:: Lesetext ::
Donezker Milizen gruppieren sich nach Slawjansk-Ausbruch neu

Ukrainie-Krise-


Nachdem die ukrainische Armee die Stadt Slawjansk unter Kontrolle brachte, werden die Gefechte zwischen den Kontrahenten an anderen Stellen fortgesetzt.

Panzerfahrzeug

Nach Ablauf der Waffenruhe wurden die Kämpfe wieder voll aufgenommen

Die Gefechte in Donezk und Lugansk werden fortgesetzt

In der Nacht zum Samstag durchbrach eine Panzerkolonne der Volkswehr die von ukrainischen Einheiten blockierte Stadtgrenze von Slawjansk. Der Ausbruch der Volkswehr aus der ost-ukrainischen Stadt Slawjansk sei angesichts der „zehntausenden Soldaten und dutzenden Kampfflugzeugen“ der ukrainischen Streitkräfte vorbereitet gewesen und nun nehmen die Milizen eine bereits vorab geplante Stellung ein, so Vertreter der selbsternannten Volksrepublik Donezk. Die Volkswehreinheiten seien in Richtung Kramatorsk gezogen, so Pawel Gubarew, einer der Führungspersonen von Donezk, lt. RIA Novosti.

Die Volkswehr der selbsternannten Volksrepublik Lugansk meldeten inzwischen eine Niederschlagung von ukrainischen Einheiten bei Gefechten in Vororten von Lugansk sowie dem Areal des Flughafens. Es seien 130 ukrainische Soldaten getötet und ein Il-76-Flugzeug und sieben Schützenpanzerwagen der ukrainischen Armee vernichtet worden.

:: Datensätze ::
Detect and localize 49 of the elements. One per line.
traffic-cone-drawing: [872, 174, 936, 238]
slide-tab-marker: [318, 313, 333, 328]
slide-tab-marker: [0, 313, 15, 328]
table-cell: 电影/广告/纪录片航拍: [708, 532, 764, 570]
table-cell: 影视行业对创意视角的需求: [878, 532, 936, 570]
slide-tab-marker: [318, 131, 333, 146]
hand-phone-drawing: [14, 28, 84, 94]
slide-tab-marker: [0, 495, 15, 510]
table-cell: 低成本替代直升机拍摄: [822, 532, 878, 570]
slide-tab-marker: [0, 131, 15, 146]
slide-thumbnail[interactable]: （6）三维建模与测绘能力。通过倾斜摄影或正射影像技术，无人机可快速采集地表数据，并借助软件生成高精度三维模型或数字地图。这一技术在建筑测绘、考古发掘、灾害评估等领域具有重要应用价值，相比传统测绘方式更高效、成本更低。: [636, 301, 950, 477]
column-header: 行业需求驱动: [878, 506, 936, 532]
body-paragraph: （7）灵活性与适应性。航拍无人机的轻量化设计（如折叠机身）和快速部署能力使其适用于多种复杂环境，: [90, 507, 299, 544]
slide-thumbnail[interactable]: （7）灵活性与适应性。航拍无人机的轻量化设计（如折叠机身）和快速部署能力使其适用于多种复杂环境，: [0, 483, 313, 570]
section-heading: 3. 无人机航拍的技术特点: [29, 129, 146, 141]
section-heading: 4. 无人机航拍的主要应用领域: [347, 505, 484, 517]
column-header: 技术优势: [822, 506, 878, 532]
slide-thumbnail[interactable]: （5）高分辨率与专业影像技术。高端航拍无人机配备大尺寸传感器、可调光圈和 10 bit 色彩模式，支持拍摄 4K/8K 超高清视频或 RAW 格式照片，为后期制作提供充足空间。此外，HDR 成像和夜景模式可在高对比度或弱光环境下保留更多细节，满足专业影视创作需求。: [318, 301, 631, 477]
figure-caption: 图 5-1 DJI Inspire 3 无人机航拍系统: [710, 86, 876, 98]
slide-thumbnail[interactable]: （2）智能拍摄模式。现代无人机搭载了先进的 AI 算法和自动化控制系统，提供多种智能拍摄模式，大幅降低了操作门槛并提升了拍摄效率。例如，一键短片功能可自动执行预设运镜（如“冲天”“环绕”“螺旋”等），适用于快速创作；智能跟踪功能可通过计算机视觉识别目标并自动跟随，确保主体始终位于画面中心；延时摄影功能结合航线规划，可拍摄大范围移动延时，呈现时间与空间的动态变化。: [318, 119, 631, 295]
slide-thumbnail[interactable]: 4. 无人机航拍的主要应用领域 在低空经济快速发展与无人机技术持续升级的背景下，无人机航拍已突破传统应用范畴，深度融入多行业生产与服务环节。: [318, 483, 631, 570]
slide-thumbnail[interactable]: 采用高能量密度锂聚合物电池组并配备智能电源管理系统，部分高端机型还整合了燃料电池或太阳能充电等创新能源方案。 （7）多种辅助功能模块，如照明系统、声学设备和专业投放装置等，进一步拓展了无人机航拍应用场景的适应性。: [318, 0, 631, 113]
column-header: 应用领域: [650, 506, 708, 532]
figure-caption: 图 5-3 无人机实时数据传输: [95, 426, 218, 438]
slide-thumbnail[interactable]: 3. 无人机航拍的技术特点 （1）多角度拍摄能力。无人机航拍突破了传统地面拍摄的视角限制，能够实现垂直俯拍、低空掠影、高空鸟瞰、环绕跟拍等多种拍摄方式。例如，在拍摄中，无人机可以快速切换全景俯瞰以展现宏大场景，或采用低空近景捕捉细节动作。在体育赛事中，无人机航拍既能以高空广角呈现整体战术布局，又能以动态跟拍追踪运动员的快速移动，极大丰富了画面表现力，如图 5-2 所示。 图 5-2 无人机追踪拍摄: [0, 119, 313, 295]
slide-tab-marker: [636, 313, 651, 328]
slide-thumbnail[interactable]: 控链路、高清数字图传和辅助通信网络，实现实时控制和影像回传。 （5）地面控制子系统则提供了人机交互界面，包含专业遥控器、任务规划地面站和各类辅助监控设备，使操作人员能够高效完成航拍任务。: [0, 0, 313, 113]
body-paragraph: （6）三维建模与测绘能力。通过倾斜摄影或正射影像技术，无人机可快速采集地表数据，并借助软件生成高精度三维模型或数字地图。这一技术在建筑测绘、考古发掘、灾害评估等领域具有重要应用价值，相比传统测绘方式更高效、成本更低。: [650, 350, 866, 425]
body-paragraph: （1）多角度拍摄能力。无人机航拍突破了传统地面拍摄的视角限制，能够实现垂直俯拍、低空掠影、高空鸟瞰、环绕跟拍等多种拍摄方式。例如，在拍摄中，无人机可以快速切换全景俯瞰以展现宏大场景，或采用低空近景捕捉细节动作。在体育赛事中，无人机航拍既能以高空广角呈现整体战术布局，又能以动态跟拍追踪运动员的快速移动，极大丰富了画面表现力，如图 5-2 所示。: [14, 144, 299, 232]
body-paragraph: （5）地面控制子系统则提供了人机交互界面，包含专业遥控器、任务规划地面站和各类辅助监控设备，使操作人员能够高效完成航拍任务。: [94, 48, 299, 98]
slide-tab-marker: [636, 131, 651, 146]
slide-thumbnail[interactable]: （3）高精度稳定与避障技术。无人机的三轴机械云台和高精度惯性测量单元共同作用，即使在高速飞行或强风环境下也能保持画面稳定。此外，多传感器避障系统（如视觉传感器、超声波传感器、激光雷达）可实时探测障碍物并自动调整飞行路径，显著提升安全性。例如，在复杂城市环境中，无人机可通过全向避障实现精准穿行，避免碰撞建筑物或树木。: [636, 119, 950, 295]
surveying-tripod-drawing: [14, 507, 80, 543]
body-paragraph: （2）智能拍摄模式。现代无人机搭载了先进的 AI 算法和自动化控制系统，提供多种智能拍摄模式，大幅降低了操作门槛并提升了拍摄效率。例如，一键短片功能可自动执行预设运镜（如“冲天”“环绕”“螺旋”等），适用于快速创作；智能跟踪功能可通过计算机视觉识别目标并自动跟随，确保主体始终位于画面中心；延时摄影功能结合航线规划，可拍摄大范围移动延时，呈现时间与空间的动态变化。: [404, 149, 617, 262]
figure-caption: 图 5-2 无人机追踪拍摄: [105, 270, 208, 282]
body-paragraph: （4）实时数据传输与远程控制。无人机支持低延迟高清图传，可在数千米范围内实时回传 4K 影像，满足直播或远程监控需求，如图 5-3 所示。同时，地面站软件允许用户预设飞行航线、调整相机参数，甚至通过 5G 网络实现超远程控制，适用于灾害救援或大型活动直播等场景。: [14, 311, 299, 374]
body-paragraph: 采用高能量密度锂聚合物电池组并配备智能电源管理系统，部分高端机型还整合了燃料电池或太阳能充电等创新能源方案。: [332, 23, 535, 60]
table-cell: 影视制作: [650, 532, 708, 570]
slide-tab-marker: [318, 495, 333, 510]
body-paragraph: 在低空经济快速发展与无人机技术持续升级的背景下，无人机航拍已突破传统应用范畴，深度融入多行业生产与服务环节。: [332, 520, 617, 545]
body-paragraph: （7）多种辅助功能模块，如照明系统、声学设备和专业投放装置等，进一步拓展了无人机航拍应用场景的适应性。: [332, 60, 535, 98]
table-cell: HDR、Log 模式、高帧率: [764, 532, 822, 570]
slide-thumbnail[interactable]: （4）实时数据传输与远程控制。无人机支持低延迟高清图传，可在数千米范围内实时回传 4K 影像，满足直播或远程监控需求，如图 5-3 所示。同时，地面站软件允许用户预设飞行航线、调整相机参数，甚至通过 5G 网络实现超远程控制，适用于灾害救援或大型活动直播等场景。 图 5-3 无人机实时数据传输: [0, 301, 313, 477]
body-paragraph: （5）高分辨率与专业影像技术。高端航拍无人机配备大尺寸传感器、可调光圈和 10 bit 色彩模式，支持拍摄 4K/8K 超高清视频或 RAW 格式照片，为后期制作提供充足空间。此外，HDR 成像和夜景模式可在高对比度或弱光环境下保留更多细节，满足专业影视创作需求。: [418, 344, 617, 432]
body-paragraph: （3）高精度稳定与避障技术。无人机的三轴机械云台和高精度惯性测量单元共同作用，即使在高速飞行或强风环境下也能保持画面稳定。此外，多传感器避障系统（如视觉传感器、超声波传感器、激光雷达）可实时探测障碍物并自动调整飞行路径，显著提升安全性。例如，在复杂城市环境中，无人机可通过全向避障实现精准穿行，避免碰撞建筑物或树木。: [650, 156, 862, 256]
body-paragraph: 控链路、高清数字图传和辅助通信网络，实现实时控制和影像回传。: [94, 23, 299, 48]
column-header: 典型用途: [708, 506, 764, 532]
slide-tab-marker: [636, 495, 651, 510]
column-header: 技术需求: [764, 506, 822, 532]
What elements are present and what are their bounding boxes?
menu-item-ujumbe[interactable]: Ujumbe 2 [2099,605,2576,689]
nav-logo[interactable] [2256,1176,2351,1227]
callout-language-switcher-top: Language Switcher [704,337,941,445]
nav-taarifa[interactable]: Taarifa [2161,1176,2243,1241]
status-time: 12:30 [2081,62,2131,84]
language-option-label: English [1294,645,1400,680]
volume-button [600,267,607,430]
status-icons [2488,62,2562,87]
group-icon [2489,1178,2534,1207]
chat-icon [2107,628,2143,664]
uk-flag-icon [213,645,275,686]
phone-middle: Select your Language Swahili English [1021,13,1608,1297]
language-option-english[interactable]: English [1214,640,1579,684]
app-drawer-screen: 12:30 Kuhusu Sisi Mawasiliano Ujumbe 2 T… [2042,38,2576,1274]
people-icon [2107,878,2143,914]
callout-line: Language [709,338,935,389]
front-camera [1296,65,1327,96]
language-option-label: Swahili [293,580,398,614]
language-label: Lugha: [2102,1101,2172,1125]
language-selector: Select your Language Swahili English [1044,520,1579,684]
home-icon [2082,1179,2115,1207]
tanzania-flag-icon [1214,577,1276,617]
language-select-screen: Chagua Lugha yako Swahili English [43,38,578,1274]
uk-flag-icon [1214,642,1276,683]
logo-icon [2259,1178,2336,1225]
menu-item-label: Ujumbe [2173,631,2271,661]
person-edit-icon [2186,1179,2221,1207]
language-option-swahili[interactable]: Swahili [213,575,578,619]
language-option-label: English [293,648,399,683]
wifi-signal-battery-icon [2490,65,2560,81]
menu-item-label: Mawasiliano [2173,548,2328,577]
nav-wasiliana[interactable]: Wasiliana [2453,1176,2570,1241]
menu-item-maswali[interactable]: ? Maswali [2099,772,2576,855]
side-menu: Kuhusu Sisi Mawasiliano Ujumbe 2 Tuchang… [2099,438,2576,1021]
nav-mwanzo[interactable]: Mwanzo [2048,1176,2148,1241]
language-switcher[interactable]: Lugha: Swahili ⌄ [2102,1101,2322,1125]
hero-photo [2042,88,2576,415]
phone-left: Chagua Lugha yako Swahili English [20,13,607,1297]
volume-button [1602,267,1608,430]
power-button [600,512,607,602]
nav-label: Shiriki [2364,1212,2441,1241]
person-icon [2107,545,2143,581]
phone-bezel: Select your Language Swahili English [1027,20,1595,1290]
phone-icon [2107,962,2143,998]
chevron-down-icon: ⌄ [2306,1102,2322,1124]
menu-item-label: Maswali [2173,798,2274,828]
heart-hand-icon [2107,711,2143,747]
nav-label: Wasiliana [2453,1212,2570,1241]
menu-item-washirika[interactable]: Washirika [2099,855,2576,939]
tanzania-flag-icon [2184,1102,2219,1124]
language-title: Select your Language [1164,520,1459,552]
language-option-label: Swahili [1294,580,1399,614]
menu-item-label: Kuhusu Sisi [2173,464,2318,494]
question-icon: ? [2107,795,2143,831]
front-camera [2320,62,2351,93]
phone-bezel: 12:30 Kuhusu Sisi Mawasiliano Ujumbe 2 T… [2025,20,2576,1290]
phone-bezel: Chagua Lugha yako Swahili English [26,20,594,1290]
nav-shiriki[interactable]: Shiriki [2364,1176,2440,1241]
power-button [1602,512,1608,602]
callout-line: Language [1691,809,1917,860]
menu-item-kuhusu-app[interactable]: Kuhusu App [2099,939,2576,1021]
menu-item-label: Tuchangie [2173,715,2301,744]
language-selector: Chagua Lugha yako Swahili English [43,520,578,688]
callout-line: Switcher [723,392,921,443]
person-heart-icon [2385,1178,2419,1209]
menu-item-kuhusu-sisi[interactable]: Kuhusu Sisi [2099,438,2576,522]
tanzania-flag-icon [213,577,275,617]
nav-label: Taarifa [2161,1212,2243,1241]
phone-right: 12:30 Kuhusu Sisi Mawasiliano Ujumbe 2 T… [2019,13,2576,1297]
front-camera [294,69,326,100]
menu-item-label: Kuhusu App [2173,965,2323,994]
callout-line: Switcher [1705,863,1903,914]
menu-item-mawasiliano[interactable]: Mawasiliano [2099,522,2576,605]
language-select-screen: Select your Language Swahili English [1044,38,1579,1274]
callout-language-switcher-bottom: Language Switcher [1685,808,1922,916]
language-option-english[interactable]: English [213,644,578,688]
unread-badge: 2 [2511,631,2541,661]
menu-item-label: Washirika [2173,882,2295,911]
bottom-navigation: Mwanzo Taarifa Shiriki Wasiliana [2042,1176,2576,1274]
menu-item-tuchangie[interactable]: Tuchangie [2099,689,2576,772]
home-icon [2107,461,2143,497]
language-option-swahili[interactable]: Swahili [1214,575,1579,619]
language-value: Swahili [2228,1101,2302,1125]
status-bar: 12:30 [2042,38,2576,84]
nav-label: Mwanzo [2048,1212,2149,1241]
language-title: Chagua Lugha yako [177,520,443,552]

:: Arbeitsanweisung ::
Gib bitte aus dem Bericht über die Kämpfe um Slawjansk den Abschnitt von „Panzerfahrzeug“ bis „lt. RIA Novosti.“ wortgetreu wieder.

:: Erledigte Aufgabe ::
Panzerfahrzeug

Nach Ablauf der Waffenruhe wurden die Kämpfe wieder voll aufgenommen

Die Gefechte in Donezk und Lugansk werden fortgesetzt

In der Nacht zum Samstag durchbrach eine Panzerkolonne der Volkswehr die von ukrainischen Einheiten blockierte Stadtgrenze von Slawjansk. Der Ausbruch der Volkswehr aus der ost-ukrainischen Stadt Slawjansk sei angesichts der „zehntausenden Soldaten und dutzenden Kampfflugzeugen“ der ukrainischen Streitkräfte vorbereitet gewesen und nun nehmen die Milizen eine bereits vorab geplante Stellung ein, so Vertreter der selbsternannten Volksrepublik Donezk. Die Volkswehreinheiten seien in Richtung Kramatorsk gezogen, so Pawel Gubarew, einer der Führungspersonen von Donezk, lt. RIA Novosti.